■ RECORDS SHOWN ■
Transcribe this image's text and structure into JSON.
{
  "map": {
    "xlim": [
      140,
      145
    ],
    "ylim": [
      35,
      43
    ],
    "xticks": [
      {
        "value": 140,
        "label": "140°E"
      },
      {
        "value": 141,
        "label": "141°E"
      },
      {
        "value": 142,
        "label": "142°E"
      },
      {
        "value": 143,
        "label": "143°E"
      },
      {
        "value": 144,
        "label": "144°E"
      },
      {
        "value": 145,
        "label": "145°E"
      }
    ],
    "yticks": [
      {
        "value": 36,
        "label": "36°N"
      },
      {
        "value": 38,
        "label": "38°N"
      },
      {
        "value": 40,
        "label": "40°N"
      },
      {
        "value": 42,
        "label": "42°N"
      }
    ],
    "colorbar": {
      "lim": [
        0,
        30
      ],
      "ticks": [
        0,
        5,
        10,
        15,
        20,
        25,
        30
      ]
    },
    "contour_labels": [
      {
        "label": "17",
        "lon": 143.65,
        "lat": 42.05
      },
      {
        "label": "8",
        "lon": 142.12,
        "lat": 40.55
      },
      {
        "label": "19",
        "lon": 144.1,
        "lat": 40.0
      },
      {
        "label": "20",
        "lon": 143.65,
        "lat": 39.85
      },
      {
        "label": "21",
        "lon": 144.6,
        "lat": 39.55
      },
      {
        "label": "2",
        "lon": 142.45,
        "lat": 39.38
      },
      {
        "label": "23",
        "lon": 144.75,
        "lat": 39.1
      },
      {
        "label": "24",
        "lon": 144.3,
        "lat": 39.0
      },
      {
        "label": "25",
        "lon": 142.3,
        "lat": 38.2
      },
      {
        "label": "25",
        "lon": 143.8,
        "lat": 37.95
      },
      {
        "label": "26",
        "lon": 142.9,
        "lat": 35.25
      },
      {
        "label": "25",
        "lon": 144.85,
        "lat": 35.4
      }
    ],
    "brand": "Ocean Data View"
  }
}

■ TASK DETAILS ■
Print out all the entries precisely as written.

■ SOLUTION TO THE PROBLEM ■
Transcribe this image's text and structure into JSON.
{
  "map": {
    "xlim": [
      140,
      145
    ],
    "ylim": [
      35,
      43
    ],
    "xticks": [
      {
        "value": 140,
        "label": "140°E"
      },
      {
        "value": 141,
        "label": "141°E"
      },
      {
        "value": 142,
        "label": "142°E"
      },
      {
        "value": 143,
        "label": "143°E"
      },
      {
        "value": 144,
        "label": "144°E"
      },
      {
        "value": 145,
        "label": "145°E"
      }
    ],
    "yticks": [
      {
        "value": 36,
        "label": "36°N"
      },
      {
        "value": 38,
        "label": "38°N"
      },
      {
        "value": 40,
        "label": "40°N"
      },
      {
        "value": 42,
        "label": "42°N"
      }
    ],
    "colorbar": {
      "lim": [
        0,
        30
      ],
      "ticks": [
        0,
        5,
        10,
        15,
        20,
        25,
        30
      ]
    },
    "contour_labels": [
      {
        "label": "17",
        "lon": 143.65,
        "lat": 42.05
      },
      {
        "label": "8",
        "lon": 142.12,
        "lat": 40.55
      },
      {
        "label": "19",
        "lon": 144.1,
        "lat": 40.0
      },
      {
        "label": "20",
        "lon": 143.65,
        "lat": 39.85
      },
      {
        "label": "21",
        "lon": 144.6,
        "lat": 39.55
      },
      {
        "label": "2",
        "lon": 142.45,
        "lat": 39.38
      },
      {
        "label": "23",
        "lon": 144.75,
        "lat": 39.1
      },
      {
        "label": "24",
        "lon": 144.3,
        "lat": 39.0
      },
      {
        "label": "25",
        "lon": 142.3,
        "lat": 38.2
      },
      {
        "label": "25",
        "lon": 143.8,
        "lat": 37.95
      },
      {
        "label": "26",
        "lon": 142.9,
        "lat": 35.25
      },
      {
        "label": "25",
        "lon": 144.85,
        "lat": 35.4
      }
    ],
    "brand": "Ocean Data View"
  }
}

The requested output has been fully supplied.